■ What you will do
What follows is a set of entries. Repeat them exactly, but not their pictures.

:: Entries

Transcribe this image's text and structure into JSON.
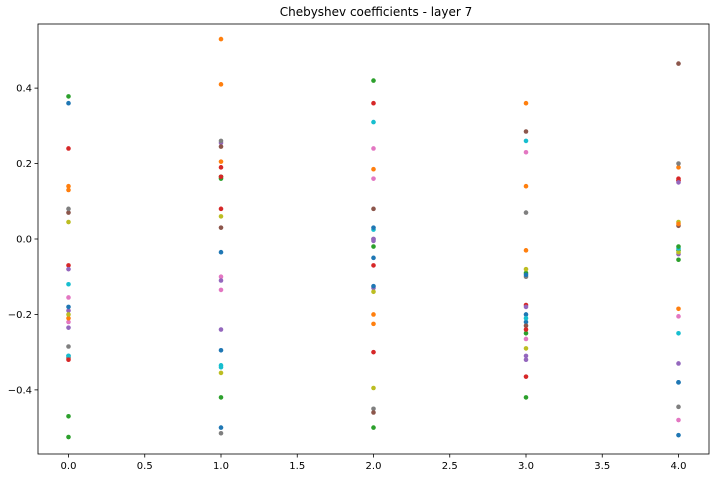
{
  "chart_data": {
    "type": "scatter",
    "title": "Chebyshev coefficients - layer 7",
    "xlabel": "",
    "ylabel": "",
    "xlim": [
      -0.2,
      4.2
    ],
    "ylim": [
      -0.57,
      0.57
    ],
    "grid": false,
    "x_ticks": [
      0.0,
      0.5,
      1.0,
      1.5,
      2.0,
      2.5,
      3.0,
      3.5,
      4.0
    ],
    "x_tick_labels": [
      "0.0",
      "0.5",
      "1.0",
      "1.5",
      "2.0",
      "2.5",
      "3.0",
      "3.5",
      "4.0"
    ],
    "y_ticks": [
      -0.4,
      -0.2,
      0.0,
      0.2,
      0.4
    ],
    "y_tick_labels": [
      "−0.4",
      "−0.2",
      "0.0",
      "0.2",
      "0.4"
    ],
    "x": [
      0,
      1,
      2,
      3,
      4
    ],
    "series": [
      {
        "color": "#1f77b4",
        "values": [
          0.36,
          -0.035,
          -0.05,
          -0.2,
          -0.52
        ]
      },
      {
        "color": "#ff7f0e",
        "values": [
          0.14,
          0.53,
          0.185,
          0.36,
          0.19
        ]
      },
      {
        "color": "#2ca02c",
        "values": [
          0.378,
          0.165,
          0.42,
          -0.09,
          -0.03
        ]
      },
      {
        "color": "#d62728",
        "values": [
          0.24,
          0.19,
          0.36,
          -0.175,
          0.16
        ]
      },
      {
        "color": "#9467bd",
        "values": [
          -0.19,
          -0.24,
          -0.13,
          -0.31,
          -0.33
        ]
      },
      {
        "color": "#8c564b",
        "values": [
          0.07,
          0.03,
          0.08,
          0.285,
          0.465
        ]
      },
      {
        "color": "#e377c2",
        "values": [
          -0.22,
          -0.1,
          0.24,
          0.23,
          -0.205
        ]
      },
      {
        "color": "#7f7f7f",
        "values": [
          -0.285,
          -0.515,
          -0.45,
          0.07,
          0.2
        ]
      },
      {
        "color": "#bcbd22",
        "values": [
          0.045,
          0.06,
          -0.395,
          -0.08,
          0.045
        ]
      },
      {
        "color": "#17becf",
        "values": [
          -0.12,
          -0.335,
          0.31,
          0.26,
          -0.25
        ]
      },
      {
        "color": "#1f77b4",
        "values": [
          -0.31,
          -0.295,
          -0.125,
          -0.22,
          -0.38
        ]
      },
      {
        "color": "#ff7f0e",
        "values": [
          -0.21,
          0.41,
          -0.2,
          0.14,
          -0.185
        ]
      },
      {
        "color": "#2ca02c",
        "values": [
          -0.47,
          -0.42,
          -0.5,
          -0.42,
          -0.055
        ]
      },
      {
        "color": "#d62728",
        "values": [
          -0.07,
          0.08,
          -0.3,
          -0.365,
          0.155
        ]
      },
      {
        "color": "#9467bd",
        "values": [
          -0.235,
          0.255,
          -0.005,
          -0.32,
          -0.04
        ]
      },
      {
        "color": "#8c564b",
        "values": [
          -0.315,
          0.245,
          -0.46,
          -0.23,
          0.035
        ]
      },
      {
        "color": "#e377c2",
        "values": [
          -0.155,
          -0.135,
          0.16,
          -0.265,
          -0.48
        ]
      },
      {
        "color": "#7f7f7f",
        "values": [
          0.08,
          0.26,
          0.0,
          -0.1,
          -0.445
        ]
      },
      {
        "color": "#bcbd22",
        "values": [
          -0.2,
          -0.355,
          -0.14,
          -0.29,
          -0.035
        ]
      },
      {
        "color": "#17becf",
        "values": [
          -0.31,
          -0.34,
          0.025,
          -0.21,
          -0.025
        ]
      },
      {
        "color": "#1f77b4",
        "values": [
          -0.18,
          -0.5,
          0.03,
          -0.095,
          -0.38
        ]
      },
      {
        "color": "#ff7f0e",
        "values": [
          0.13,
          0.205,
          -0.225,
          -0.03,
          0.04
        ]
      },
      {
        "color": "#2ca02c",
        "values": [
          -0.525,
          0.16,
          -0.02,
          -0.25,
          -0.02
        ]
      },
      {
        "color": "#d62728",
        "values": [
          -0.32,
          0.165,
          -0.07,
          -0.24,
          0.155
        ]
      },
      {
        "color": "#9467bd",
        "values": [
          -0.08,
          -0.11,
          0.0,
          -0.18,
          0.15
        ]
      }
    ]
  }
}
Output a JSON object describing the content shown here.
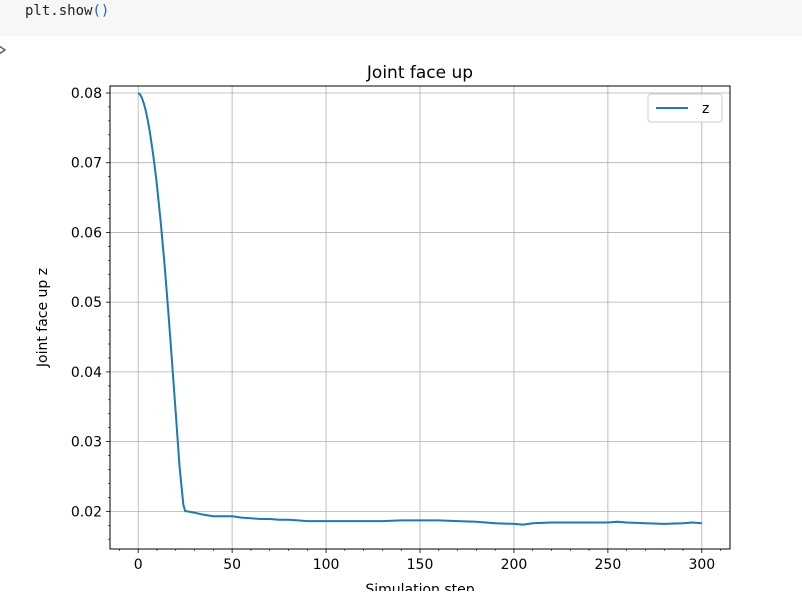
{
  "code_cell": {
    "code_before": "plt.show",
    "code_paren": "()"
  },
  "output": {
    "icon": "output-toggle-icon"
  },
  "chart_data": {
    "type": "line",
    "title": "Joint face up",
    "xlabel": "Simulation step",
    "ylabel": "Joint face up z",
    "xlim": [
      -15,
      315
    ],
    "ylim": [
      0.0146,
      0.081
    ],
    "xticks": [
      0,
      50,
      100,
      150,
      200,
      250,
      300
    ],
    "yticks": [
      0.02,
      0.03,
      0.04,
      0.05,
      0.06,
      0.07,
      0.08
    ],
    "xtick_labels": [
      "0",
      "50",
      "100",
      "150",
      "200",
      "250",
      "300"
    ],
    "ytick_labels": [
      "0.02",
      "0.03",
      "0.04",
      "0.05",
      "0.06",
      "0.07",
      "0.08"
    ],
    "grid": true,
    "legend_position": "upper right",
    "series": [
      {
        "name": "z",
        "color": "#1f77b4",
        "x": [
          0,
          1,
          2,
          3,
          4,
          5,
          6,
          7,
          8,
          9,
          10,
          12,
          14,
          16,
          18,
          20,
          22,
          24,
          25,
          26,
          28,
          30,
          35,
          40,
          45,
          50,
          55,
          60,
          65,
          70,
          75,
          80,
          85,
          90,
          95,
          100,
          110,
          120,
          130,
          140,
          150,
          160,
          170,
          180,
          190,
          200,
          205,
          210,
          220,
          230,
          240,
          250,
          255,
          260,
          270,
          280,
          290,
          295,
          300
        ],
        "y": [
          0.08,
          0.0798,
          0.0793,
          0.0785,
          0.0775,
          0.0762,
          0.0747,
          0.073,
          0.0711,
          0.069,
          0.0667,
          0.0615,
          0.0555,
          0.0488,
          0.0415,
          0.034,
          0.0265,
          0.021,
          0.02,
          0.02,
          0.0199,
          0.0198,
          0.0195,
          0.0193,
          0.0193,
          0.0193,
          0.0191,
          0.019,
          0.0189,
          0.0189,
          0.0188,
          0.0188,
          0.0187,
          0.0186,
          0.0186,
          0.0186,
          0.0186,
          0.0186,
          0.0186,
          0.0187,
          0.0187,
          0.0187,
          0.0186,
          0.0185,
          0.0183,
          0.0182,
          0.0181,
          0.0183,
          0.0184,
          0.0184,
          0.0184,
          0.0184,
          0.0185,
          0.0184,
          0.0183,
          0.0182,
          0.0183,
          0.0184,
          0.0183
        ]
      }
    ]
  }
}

::::

■ Task output
Transcribe this image's text and structure into JSON.
{
  "chart_data": {
    "type": "scatter",
    "title": "Chebyshev coefficients - layer 7",
    "xlabel": "",
    "ylabel": "",
    "xlim": [
      -0.2,
      4.2
    ],
    "ylim": [
      -0.57,
      0.57
    ],
    "grid": false,
    "x_ticks": [
      0.0,
      0.5,
      1.0,
      1.5,
      2.0,
      2.5,
      3.0,
      3.5,
      4.0
    ],
    "x_tick_labels": [
      "0.0",
      "0.5",
      "1.0",
      "1.5",
      "2.0",
      "2.5",
      "3.0",
      "3.5",
      "4.0"
    ],
    "y_ticks": [
      -0.4,
      -0.2,
      0.0,
      0.2,
      0.4
    ],
    "y_tick_labels": [
      "−0.4",
      "−0.2",
      "0.0",
      "0.2",
      "0.4"
    ],
    "x": [
      0,
      1,
      2,
      3,
      4
    ],
    "series": [
      {
        "color": "#1f77b4",
        "values": [
          0.36,
          -0.035,
          -0.05,
          -0.2,
          -0.52
        ]
      },
      {
        "color": "#ff7f0e",
        "values": [
          0.14,
          0.53,
          0.185,
          0.36,
          0.19
        ]
      },
      {
        "color": "#2ca02c",
        "values": [
          0.378,
          0.165,
          0.42,
          -0.09,
          -0.03
        ]
      },
      {
        "color": "#d62728",
        "values": [
          0.24,
          0.19,
          0.36,
          -0.175,
          0.16
        ]
      },
      {
        "color": "#9467bd",
        "values": [
          -0.19,
          -0.24,
          -0.13,
          -0.31,
          -0.33
        ]
      },
      {
        "color": "#8c564b",
        "values": [
          0.07,
          0.03,
          0.08,
          0.285,
          0.465
        ]
      },
      {
        "color": "#e377c2",
        "values": [
          -0.22,
          -0.1,
          0.24,
          0.23,
          -0.205
        ]
      },
      {
        "color": "#7f7f7f",
        "values": [
          -0.285,
          -0.515,
          -0.45,
          0.07,
          0.2
        ]
      },
      {
        "color": "#bcbd22",
        "values": [
          0.045,
          0.06,
          -0.395,
          -0.08,
          0.045
        ]
      },
      {
        "color": "#17becf",
        "values": [
          -0.12,
          -0.335,
          0.31,
          0.26,
          -0.25
        ]
      },
      {
        "color": "#1f77b4",
        "values": [
          -0.31,
          -0.295,
          -0.125,
          -0.22,
          -0.38
        ]
      },
      {
        "color": "#ff7f0e",
        "values": [
          -0.21,
          0.41,
          -0.2,
          0.14,
          -0.185
        ]
      },
      {
        "color": "#2ca02c",
        "values": [
          -0.47,
          -0.42,
          -0.5,
          -0.42,
          -0.055
        ]
      },
      {
        "color": "#d62728",
        "values": [
          -0.07,
          0.08,
          -0.3,
          -0.365,
          0.155
        ]
      },
      {
        "color": "#9467bd",
        "values": [
          -0.235,
          0.255,
          -0.005,
          -0.32,
          -0.04
        ]
      },
      {
        "color": "#8c564b",
        "values": [
          -0.315,
          0.245,
          -0.46,
          -0.23,
          0.035
        ]
      },
      {
        "color": "#e377c2",
        "values": [
          -0.155,
          -0.135,
          0.16,
          -0.265,
          -0.48
        ]
      },
      {
        "color": "#7f7f7f",
        "values": [
          0.08,
          0.26,
          0.0,
          -0.1,
          -0.445
        ]
      },
      {
        "color": "#bcbd22",
        "values": [
          -0.2,
          -0.355,
          -0.14,
          -0.29,
          -0.035
        ]
      },
      {
        "color": "#17becf",
        "values": [
          -0.31,
          -0.34,
          0.025,
          -0.21,
          -0.025
        ]
      },
      {
        "color": "#1f77b4",
        "values": [
          -0.18,
          -0.5,
          0.03,
          -0.095,
          -0.38
        ]
      },
      {
        "color": "#ff7f0e",
        "values": [
          0.13,
          0.205,
          -0.225,
          -0.03,
          0.04
        ]
      },
      {
        "color": "#2ca02c",
        "values": [
          -0.525,
          0.16,
          -0.02,
          -0.25,
          -0.02
        ]
      },
      {
        "color": "#d62728",
        "values": [
          -0.32,
          0.165,
          -0.07,
          -0.24,
          0.155
        ]
      },
      {
        "color": "#9467bd",
        "values": [
          -0.08,
          -0.11,
          0.0,
          -0.18,
          0.15
        ]
      }
    ]
  }
}
Output a JSON object describing the content shown here.
{
  "code_cell": {
    "code_before": "plt.show",
    "code_paren": "()"
  },
  "output": {
    "icon": "output-toggle-icon"
  },
  "chart_data": {
    "type": "line",
    "title": "Joint face up",
    "xlabel": "Simulation step",
    "ylabel": "Joint face up z",
    "xlim": [
      -15,
      315
    ],
    "ylim": [
      0.0146,
      0.081
    ],
    "xticks": [
      0,
      50,
      100,
      150,
      200,
      250,
      300
    ],
    "yticks": [
      0.02,
      0.03,
      0.04,
      0.05,
      0.06,
      0.07,
      0.08
    ],
    "xtick_labels": [
      "0",
      "50",
      "100",
      "150",
      "200",
      "250",
      "300"
    ],
    "ytick_labels": [
      "0.02",
      "0.03",
      "0.04",
      "0.05",
      "0.06",
      "0.07",
      "0.08"
    ],
    "grid": true,
    "legend_position": "upper right",
    "series": [
      {
        "name": "z",
        "color": "#1f77b4",
        "x": [
          0,
          1,
          2,
          3,
          4,
          5,
          6,
          7,
          8,
          9,
          10,
          12,
          14,
          16,
          18,
          20,
          22,
          24,
          25,
          26,
          28,
          30,
          35,
          40,
          45,
          50,
          55,
          60,
          65,
          70,
          75,
          80,
          85,
          90,
          95,
          100,
          110,
          120,
          130,
          140,
          150,
          160,
          170,
          180,
          190,
          200,
          205,
          210,
          220,
          230,
          240,
          250,
          255,
          260,
          270,
          280,
          290,
          295,
          300
        ],
        "y": [
          0.08,
          0.0798,
          0.0793,
          0.0785,
          0.0775,
          0.0762,
          0.0747,
          0.073,
          0.0711,
          0.069,
          0.0667,
          0.0615,
          0.0555,
          0.0488,
          0.0415,
          0.034,
          0.0265,
          0.021,
          0.02,
          0.02,
          0.0199,
          0.0198,
          0.0195,
          0.0193,
          0.0193,
          0.0193,
          0.0191,
          0.019,
          0.0189,
          0.0189,
          0.0188,
          0.0188,
          0.0187,
          0.0186,
          0.0186,
          0.0186,
          0.0186,
          0.0186,
          0.0186,
          0.0187,
          0.0187,
          0.0187,
          0.0186,
          0.0185,
          0.0183,
          0.0182,
          0.0181,
          0.0183,
          0.0184,
          0.0184,
          0.0184,
          0.0184,
          0.0185,
          0.0184,
          0.0183,
          0.0182,
          0.0183,
          0.0184,
          0.0183
        ]
      }
    ]
  }
}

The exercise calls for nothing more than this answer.